** START RECORDS FOR THIS EXERCISE **
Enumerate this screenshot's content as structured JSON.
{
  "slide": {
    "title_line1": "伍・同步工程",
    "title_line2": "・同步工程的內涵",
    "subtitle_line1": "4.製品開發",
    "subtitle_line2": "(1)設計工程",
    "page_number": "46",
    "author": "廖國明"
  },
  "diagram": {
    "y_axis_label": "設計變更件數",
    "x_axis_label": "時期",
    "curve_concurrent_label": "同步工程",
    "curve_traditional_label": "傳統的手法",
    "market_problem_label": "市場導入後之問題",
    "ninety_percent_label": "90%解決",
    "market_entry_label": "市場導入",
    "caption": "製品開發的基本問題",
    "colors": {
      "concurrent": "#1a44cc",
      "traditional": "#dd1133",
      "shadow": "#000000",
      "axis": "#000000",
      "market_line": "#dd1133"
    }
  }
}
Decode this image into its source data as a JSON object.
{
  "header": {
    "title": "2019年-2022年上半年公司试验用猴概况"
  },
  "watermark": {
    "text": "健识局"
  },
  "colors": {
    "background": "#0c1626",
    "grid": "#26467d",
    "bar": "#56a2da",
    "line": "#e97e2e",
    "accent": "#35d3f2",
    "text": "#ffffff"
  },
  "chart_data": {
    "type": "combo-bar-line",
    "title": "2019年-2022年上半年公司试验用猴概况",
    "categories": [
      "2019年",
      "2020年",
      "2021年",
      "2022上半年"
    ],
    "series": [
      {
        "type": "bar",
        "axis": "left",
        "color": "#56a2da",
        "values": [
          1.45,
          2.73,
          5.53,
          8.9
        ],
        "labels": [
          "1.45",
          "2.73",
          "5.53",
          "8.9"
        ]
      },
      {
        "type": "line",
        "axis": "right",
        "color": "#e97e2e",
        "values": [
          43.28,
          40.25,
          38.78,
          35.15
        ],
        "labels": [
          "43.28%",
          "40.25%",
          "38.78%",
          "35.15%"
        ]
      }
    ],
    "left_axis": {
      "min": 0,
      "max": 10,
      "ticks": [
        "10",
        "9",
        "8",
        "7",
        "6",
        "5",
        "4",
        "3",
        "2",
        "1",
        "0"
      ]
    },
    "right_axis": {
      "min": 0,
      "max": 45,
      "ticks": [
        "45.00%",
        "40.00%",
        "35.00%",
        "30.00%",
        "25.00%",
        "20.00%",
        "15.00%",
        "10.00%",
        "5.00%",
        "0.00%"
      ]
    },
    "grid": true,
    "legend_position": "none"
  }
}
** END RECORDS FOR THIS EXERCISE **
WORK TO DO -> Everything from the line containing "Decode this image" through the final line of the listing, inclusive, must be reproduced exactly; leave out the rest.

EXERCISE RESULT ->
Decode this image into its source data as a JSON object.
{
  "header": {
    "title": "2019年-2022年上半年公司试验用猴概况"
  },
  "watermark": {
    "text": "健识局"
  },
  "colors": {
    "background": "#0c1626",
    "grid": "#26467d",
    "bar": "#56a2da",
    "line": "#e97e2e",
    "accent": "#35d3f2",
    "text": "#ffffff"
  },
  "chart_data": {
    "type": "combo-bar-line",
    "title": "2019年-2022年上半年公司试验用猴概况",
    "categories": [
      "2019年",
      "2020年",
      "2021年",
      "2022上半年"
    ],
    "series": [
      {
        "type": "bar",
        "axis": "left",
        "color": "#56a2da",
        "values": [
          1.45,
          2.73,
          5.53,
          8.9
        ],
        "labels": [
          "1.45",
          "2.73",
          "5.53",
          "8.9"
        ]
      },
      {
        "type": "line",
        "axis": "right",
        "color": "#e97e2e",
        "values": [
          43.28,
          40.25,
          38.78,
          35.15
        ],
        "labels": [
          "43.28%",
          "40.25%",
          "38.78%",
          "35.15%"
        ]
      }
    ],
    "left_axis": {
      "min": 0,
      "max": 10,
      "ticks": [
        "10",
        "9",
        "8",
        "7",
        "6",
        "5",
        "4",
        "3",
        "2",
        "1",
        "0"
      ]
    },
    "right_axis": {
      "min": 0,
      "max": 45,
      "ticks": [
        "45.00%",
        "40.00%",
        "35.00%",
        "30.00%",
        "25.00%",
        "20.00%",
        "15.00%",
        "10.00%",
        "5.00%",
        "0.00%"
      ]
    },
    "grid": true,
    "legend_position": "none"
  }
}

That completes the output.